• Directions for this task: Return the complete listing that follows, with each line reproduced exactly.

• Dataset records:
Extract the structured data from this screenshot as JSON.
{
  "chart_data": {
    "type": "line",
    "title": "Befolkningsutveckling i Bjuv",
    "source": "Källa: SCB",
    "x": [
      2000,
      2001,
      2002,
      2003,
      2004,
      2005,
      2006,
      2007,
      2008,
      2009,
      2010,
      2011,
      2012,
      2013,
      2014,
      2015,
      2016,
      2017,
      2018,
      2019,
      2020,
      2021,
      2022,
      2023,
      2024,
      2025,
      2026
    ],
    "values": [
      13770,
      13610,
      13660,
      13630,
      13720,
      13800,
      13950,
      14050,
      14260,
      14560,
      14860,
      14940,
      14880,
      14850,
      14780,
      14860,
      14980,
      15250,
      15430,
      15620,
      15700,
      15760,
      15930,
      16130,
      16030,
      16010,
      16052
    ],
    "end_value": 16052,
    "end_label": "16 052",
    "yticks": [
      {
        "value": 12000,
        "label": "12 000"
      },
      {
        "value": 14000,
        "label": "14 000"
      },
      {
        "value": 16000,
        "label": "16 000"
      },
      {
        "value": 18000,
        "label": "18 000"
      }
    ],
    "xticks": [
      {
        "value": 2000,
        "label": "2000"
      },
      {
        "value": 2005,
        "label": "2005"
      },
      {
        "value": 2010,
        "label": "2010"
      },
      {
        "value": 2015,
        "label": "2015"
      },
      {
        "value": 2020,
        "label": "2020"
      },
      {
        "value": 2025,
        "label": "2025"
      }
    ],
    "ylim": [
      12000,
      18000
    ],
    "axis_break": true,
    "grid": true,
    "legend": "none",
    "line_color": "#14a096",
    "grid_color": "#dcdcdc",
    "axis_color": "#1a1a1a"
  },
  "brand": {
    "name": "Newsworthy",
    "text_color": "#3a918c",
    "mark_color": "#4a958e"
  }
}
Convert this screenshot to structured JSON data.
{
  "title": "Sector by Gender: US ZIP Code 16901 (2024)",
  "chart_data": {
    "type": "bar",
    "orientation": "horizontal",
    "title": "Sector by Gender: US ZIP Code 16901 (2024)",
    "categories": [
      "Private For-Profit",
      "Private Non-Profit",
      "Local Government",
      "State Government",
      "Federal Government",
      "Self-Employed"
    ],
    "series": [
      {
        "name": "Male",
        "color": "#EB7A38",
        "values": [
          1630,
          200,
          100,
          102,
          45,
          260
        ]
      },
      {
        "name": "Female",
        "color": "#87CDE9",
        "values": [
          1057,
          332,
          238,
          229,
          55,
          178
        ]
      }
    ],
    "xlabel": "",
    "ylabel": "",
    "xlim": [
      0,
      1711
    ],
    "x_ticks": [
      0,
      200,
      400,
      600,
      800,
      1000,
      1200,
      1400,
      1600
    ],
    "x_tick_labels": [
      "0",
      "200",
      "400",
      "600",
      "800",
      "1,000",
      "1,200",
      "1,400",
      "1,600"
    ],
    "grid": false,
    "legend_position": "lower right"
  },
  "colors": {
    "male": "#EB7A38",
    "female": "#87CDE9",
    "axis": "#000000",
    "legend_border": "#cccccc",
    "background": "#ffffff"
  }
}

• Output:
Extract the structured data from this screenshot as JSON.
{
  "chart_data": {
    "type": "line",
    "title": "Befolkningsutveckling i Bjuv",
    "source": "Källa: SCB",
    "x": [
      2000,
      2001,
      2002,
      2003,
      2004,
      2005,
      2006,
      2007,
      2008,
      2009,
      2010,
      2011,
      2012,
      2013,
      2014,
      2015,
      2016,
      2017,
      2018,
      2019,
      2020,
      2021,
      2022,
      2023,
      2024,
      2025,
      2026
    ],
    "values": [
      13770,
      13610,
      13660,
      13630,
      13720,
      13800,
      13950,
      14050,
      14260,
      14560,
      14860,
      14940,
      14880,
      14850,
      14780,
      14860,
      14980,
      15250,
      15430,
      15620,
      15700,
      15760,
      15930,
      16130,
      16030,
      16010,
      16052
    ],
    "end_value": 16052,
    "end_label": "16 052",
    "yticks": [
      {
        "value": 12000,
        "label": "12 000"
      },
      {
        "value": 14000,
        "label": "14 000"
      },
      {
        "value": 16000,
        "label": "16 000"
      },
      {
        "value": 18000,
        "label": "18 000"
      }
    ],
    "xticks": [
      {
        "value": 2000,
        "label": "2000"
      },
      {
        "value": 2005,
        "label": "2005"
      },
      {
        "value": 2010,
        "label": "2010"
      },
      {
        "value": 2015,
        "label": "2015"
      },
      {
        "value": 2020,
        "label": "2020"
      },
      {
        "value": 2025,
        "label": "2025"
      }
    ],
    "ylim": [
      12000,
      18000
    ],
    "axis_break": true,
    "grid": true,
    "legend": "none",
    "line_color": "#14a096",
    "grid_color": "#dcdcdc",
    "axis_color": "#1a1a1a"
  },
  "brand": {
    "name": "Newsworthy",
    "text_color": "#3a918c",
    "mark_color": "#4a958e"
  }
}
Convert this screenshot to structured JSON data.
{
  "title": "Sector by Gender: US ZIP Code 16901 (2024)",
  "chart_data": {
    "type": "bar",
    "orientation": "horizontal",
    "title": "Sector by Gender: US ZIP Code 16901 (2024)",
    "categories": [
      "Private For-Profit",
      "Private Non-Profit",
      "Local Government",
      "State Government",
      "Federal Government",
      "Self-Employed"
    ],
    "series": [
      {
        "name": "Male",
        "color": "#EB7A38",
        "values": [
          1630,
          200,
          100,
          102,
          45,
          260
        ]
      },
      {
        "name": "Female",
        "color": "#87CDE9",
        "values": [
          1057,
          332,
          238,
          229,
          55,
          178
        ]
      }
    ],
    "xlabel": "",
    "ylabel": "",
    "xlim": [
      0,
      1711
    ],
    "x_ticks": [
      0,
      200,
      400,
      600,
      800,
      1000,
      1200,
      1400,
      1600
    ],
    "x_tick_labels": [
      "0",
      "200",
      "400",
      "600",
      "800",
      "1,000",
      "1,200",
      "1,400",
      "1,600"
    ],
    "grid": false,
    "legend_position": "lower right"
  },
  "colors": {
    "male": "#EB7A38",
    "female": "#87CDE9",
    "axis": "#000000",
    "legend_border": "#cccccc",
    "background": "#ffffff"
  }
}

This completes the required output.